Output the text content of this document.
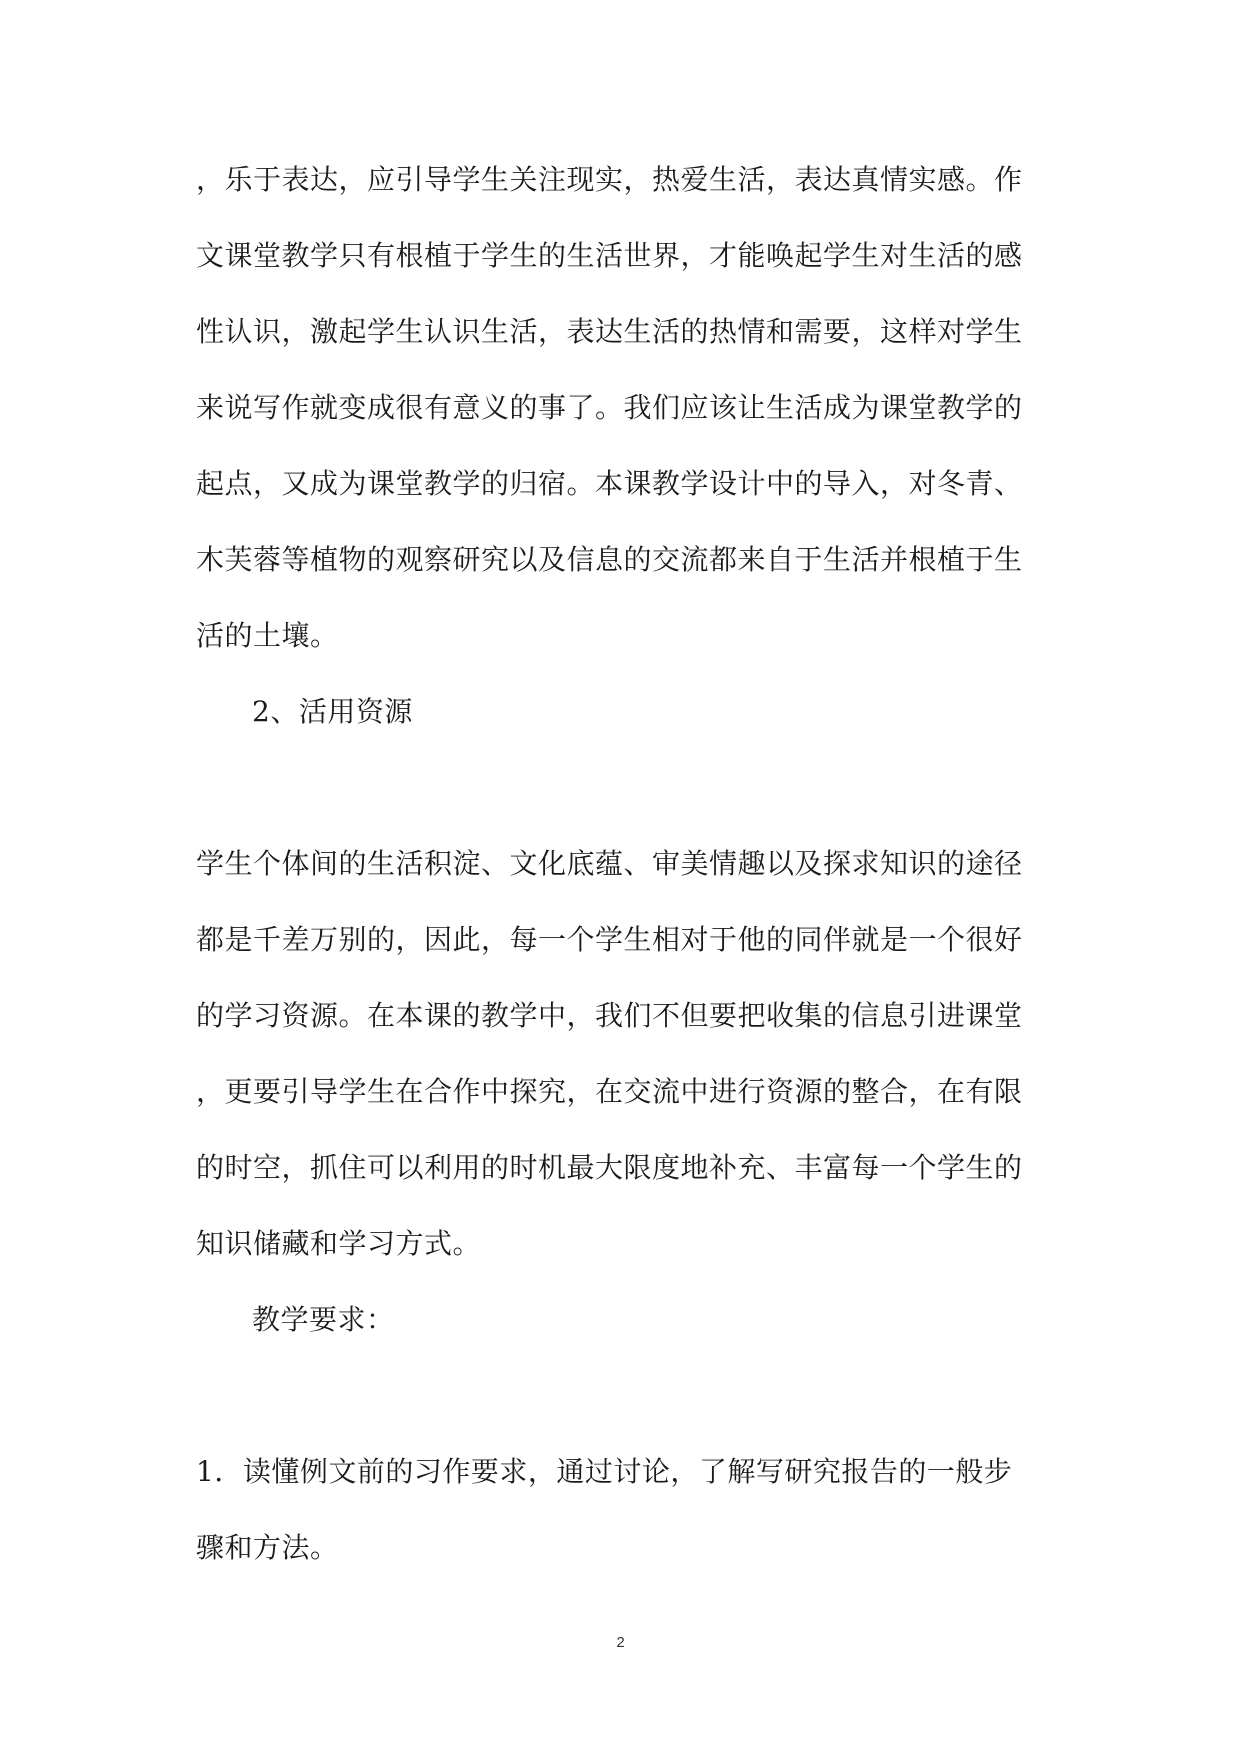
，乐于表达，应引导学生关注现实，热爱生活，表达真情实感。作
文课堂教学只有根植于学生的生活世界，才能唤起学生对生活的感
性认识，激起学生认识生活，表达生活的热情和需要，这样对学生
来说写作就变成很有意义的事了。我们应该让生活成为课堂教学的
起点，又成为课堂教学的归宿。本课教学设计中的导入，对冬青、
木芙蓉等植物的观察研究以及信息的交流都来自于生活并根植于生
活的土壤。
2、活用资源
学生个体间的生活积淀、文化底蕴、审美情趣以及探求知识的途径
都是千差万别的，因此，每一个学生相对于他的同伴就是一个很好
的学习资源。在本课的教学中，我们不但要把收集的信息引进课堂
，更要引导学生在合作中探究，在交流中进行资源的整合，在有限
的时空，抓住可以利用的时机最大限度地补充、丰富每一个学生的
知识储藏和学习方式。
教学要求：
1．读懂例文前的习作要求，通过讨论，了解写研究报告的一般步
骤和方法。
2
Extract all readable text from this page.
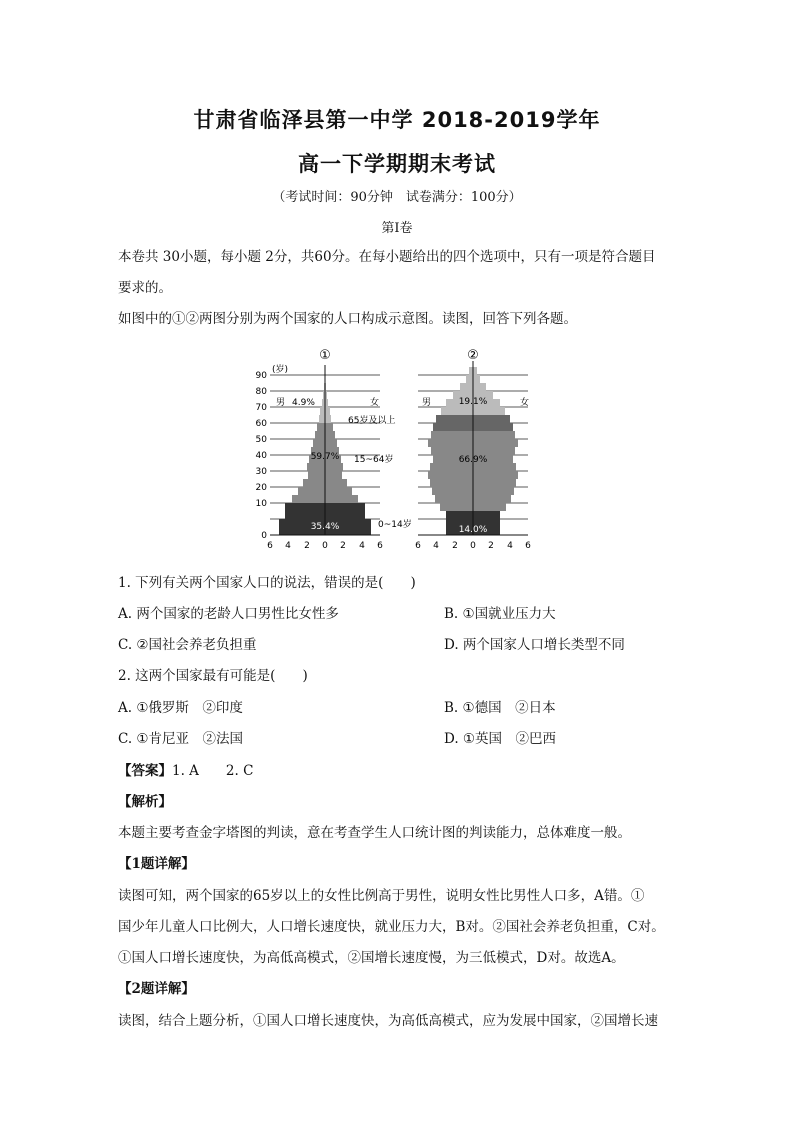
甘肃省临泽县第一中学 2018-2019学年
高一下学期期末考试
（考试时间：90分钟　试卷满分：100分）
第Ⅰ卷
本卷共 30小题，每小题 2分，共60分。在每小题给出的四个选项中，只有一项是符合题目
要求的。
如图中的①②两图分别为两个国家的人口构成示意图。读图，回答下列各题。
①
(岁)
90
80
70
60
50
40
30
20
10
0
6 4 2 0 2 4 6
男	女
4.9%
65岁及以上
59.7% 15~64岁
35.4%	0~14岁
②
6 4 2 0 2 4 6
男	女
19.1%
66.9%
14.0%
1. 下列有关两个国家人口的说法，错误的是(　　)
A. 两个国家的老龄人口男性比女性多	B. ①国就业压力大
C. ②国社会养老负担重	D. 两个国家人口增长类型不同
2. 这两个国家最有可能是(　　)
A. ①俄罗斯　②印度	B. ①德国　②日本
C. ①肯尼亚　②法国	D. ①英国　②巴西
【答案】1. A　　2. C
【解析】
本题主要考查金字塔图的判读，意在考查学生人口统计图的判读能力，总体难度一般。
【1题详解】
读图可知，两个国家的65岁以上的女性比例高于男性，说明女性比男性人口多，A错。①
国少年儿童人口比例大，人口增长速度快，就业压力大，B对。②国社会养老负担重，C对。
①国人口增长速度快，为高低高模式，②国增长速度慢，为三低模式，D对。故选A。
【2题详解】
读图，结合上题分析，①国人口增长速度快，为高低高模式，应为发展中国家，②国增长速
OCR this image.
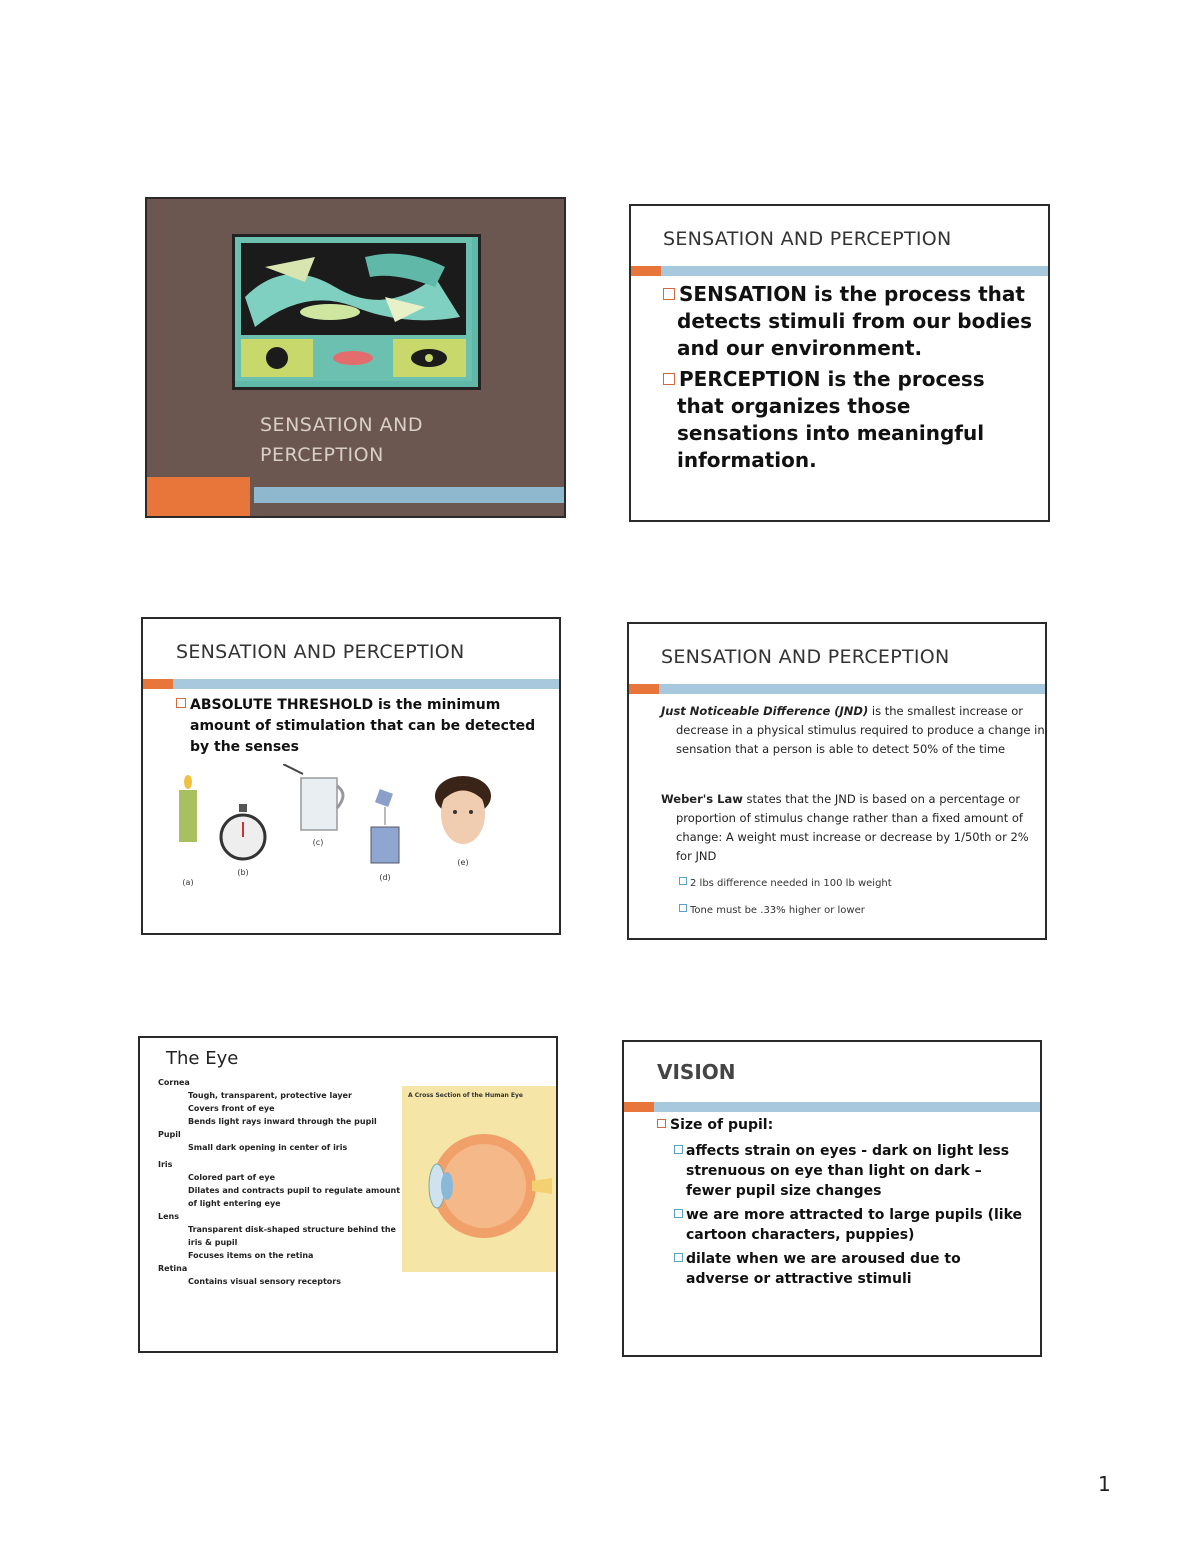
SENSATION AND
PERCEPTION
SENSATION AND PERCEPTION
SENSATION is the process that detects stimuli from our bodies and our environment.
PERCEPTION is the process that organizes those sensations into meaningful information.
SENSATION AND PERCEPTION
ABSOLUTE THRESHOLD is the minimum amount of stimulation that can be detected by the senses
(a)
(b)
(c)
(d)
(e)
SENSATION AND PERCEPTION
Just Noticeable Difference (JND) is the smallest increase or decrease in a physical stimulus required to produce a change in sensation that a person is able to detect 50% of the time
Weber's Law states that the JND is based on a percentage or proportion of stimulus change rather than a fixed amount of change: A weight must increase or decrease by 1/50th or 2% for JND
2 lbs difference needed in 100 lb weight
Tone must be .33% higher or lower
The Eye
Cornea
Tough, transparent, protective layer
Covers front of eye
Bends light rays inward through the pupil
Pupil
Small dark opening in center of iris
Iris
Colored part of eye
Dilates and contracts pupil to regulate amount of light entering eye
Lens
Transparent disk-shaped structure behind the iris & pupil
Focuses items on the retina
Retina
Contains visual sensory receptors
A Cross Section of the Human Eye
VISION
Size of pupil:
affects strain on eyes - dark on light less strenuous on eye than light on dark – fewer pupil size changes
we are more attracted to large pupils (like cartoon characters, puppies)
dilate when we are aroused due to adverse or attractive stimuli
1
+++
DIRECTIONS —
Set the data above down again exactly as given, with no pictures.

WRITTEN RESPONSE —
Output the text content of this document.
，乐于表达，应引导学生关注现实，热爱生活，表达真情实感。作
文课堂教学只有根植于学生的生活世界，才能唤起学生对生活的感
性认识，激起学生认识生活，表达生活的热情和需要，这样对学生
来说写作就变成很有意义的事了。我们应该让生活成为课堂教学的
起点，又成为课堂教学的归宿。本课教学设计中的导入，对冬青、
木芙蓉等植物的观察研究以及信息的交流都来自于生活并根植于生
活的土壤。
2、活用资源
学生个体间的生活积淀、文化底蕴、审美情趣以及探求知识的途径
都是千差万别的，因此，每一个学生相对于他的同伴就是一个很好
的学习资源。在本课的教学中，我们不但要把收集的信息引进课堂
，更要引导学生在合作中探究，在交流中进行资源的整合，在有限
的时空，抓住可以利用的时机最大限度地补充、丰富每一个学生的
知识储藏和学习方式。
教学要求：
1．读懂例文前的习作要求，通过讨论，了解写研究报告的一般步
骤和方法。
2
Extract all readable text from this page.
甘肃省临泽县第一中学 2018-2019学年
高一下学期期末考试
（考试时间：90分钟　试卷满分：100分）
第Ⅰ卷
本卷共 30小题，每小题 2分，共60分。在每小题给出的四个选项中，只有一项是符合题目
要求的。
如图中的①②两图分别为两个国家的人口构成示意图。读图，回答下列各题。
①
(岁)
90
80
70
60
50
40
30
20
10
0
6 4 2 0 2 4 6
男	女
4.9%
65岁及以上
59.7% 15~64岁
35.4%	0~14岁
②
6 4 2 0 2 4 6
男	女
19.1%
66.9%
14.0%
1. 下列有关两个国家人口的说法，错误的是(　　)
A. 两个国家的老龄人口男性比女性多	B. ①国就业压力大
C. ②国社会养老负担重	D. 两个国家人口增长类型不同
2. 这两个国家最有可能是(　　)
A. ①俄罗斯　②印度	B. ①德国　②日本
C. ①肯尼亚　②法国	D. ①英国　②巴西
【答案】1. A　　2. C
【解析】
本题主要考查金字塔图的判读，意在考查学生人口统计图的判读能力，总体难度一般。
【1题详解】
读图可知，两个国家的65岁以上的女性比例高于男性，说明女性比男性人口多，A错。①
国少年儿童人口比例大，人口增长速度快，就业压力大，B对。②国社会养老负担重，C对。
①国人口增长速度快，为高低高模式，②国增长速度慢，为三低模式，D对。故选A。
【2题详解】
读图，结合上题分析，①国人口增长速度快，为高低高模式，应为发展中国家，②国增长速
OCR this image.
SENSATION AND
PERCEPTION
SENSATION AND PERCEPTION
SENSATION is the process that detects stimuli from our bodies and our environment.
PERCEPTION is the process that organizes those sensations into meaningful information.
SENSATION AND PERCEPTION
ABSOLUTE THRESHOLD is the minimum amount of stimulation that can be detected by the senses
(a)
(b)
(c)
(d)
(e)
SENSATION AND PERCEPTION
Just Noticeable Difference (JND) is the smallest increase or decrease in a physical stimulus required to produce a change in sensation that a person is able to detect 50% of the time
Weber's Law states that the JND is based on a percentage or proportion of stimulus change rather than a fixed amount of change: A weight must increase or decrease by 1/50th or 2% for JND
2 lbs difference needed in 100 lb weight
Tone must be .33% higher or lower
The Eye
Cornea
Tough, transparent, protective layer
Covers front of eye
Bends light rays inward through the pupil
Pupil
Small dark opening in center of iris
Iris
Colored part of eye
Dilates and contracts pupil to regulate amount of light entering eye
Lens
Transparent disk-shaped structure behind the iris & pupil
Focuses items on the retina
Retina
Contains visual sensory receptors
A Cross Section of the Human Eye
VISION
Size of pupil:
affects strain on eyes - dark on light less strenuous on eye than light on dark – fewer pupil size changes
we are more attracted to large pupils (like cartoon characters, puppies)
dilate when we are aroused due to adverse or attractive stimuli
1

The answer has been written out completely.